═══ Material provided

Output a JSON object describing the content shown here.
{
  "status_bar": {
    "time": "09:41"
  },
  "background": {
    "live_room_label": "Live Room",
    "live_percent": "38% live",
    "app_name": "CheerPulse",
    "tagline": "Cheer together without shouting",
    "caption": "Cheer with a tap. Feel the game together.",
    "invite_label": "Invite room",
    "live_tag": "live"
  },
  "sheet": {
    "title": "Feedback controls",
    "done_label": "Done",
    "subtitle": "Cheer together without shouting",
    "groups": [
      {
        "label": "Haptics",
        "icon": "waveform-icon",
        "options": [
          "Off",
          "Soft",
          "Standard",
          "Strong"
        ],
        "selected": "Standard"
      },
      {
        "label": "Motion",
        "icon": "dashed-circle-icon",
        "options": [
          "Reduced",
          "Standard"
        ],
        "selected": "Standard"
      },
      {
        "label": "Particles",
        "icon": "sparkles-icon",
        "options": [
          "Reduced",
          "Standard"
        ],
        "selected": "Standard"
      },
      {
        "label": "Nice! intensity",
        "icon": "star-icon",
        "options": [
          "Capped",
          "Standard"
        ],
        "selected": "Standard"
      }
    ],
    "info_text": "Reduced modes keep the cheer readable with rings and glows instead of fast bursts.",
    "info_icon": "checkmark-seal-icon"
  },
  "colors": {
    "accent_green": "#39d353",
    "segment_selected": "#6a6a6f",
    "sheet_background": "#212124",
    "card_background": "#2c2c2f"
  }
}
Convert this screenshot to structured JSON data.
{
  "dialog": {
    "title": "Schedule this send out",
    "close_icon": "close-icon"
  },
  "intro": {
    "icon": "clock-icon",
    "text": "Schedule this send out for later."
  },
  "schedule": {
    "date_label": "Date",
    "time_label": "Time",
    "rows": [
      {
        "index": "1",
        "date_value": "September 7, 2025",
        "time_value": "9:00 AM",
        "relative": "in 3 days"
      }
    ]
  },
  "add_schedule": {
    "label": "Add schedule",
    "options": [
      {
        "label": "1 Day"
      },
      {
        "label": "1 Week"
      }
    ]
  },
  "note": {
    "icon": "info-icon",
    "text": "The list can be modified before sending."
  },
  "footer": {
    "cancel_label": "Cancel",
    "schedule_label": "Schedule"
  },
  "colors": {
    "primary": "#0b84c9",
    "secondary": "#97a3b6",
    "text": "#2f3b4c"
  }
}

══════

▶ [Exercise brief] Type out the full listing again, exactly as given.

▶ [The completed task]
Output a JSON object describing the content shown here.
{
  "status_bar": {
    "time": "09:41"
  },
  "background": {
    "live_room_label": "Live Room",
    "live_percent": "38% live",
    "app_name": "CheerPulse",
    "tagline": "Cheer together without shouting",
    "caption": "Cheer with a tap. Feel the game together.",
    "invite_label": "Invite room",
    "live_tag": "live"
  },
  "sheet": {
    "title": "Feedback controls",
    "done_label": "Done",
    "subtitle": "Cheer together without shouting",
    "groups": [
      {
        "label": "Haptics",
        "icon": "waveform-icon",
        "options": [
          "Off",
          "Soft",
          "Standard",
          "Strong"
        ],
        "selected": "Standard"
      },
      {
        "label": "Motion",
        "icon": "dashed-circle-icon",
        "options": [
          "Reduced",
          "Standard"
        ],
        "selected": "Standard"
      },
      {
        "label": "Particles",
        "icon": "sparkles-icon",
        "options": [
          "Reduced",
          "Standard"
        ],
        "selected": "Standard"
      },
      {
        "label": "Nice! intensity",
        "icon": "star-icon",
        "options": [
          "Capped",
          "Standard"
        ],
        "selected": "Standard"
      }
    ],
    "info_text": "Reduced modes keep the cheer readable with rings and glows instead of fast bursts.",
    "info_icon": "checkmark-seal-icon"
  },
  "colors": {
    "accent_green": "#39d353",
    "segment_selected": "#6a6a6f",
    "sheet_background": "#212124",
    "card_background": "#2c2c2f"
  }
}
Convert this screenshot to structured JSON data.
{
  "dialog": {
    "title": "Schedule this send out",
    "close_icon": "close-icon"
  },
  "intro": {
    "icon": "clock-icon",
    "text": "Schedule this send out for later."
  },
  "schedule": {
    "date_label": "Date",
    "time_label": "Time",
    "rows": [
      {
        "index": "1",
        "date_value": "September 7, 2025",
        "time_value": "9:00 AM",
        "relative": "in 3 days"
      }
    ]
  },
  "add_schedule": {
    "label": "Add schedule",
    "options": [
      {
        "label": "1 Day"
      },
      {
        "label": "1 Week"
      }
    ]
  },
  "note": {
    "icon": "info-icon",
    "text": "The list can be modified before sending."
  },
  "footer": {
    "cancel_label": "Cancel",
    "schedule_label": "Schedule"
  },
  "colors": {
    "primary": "#0b84c9",
    "secondary": "#97a3b6",
    "text": "#2f3b4c"
  }
}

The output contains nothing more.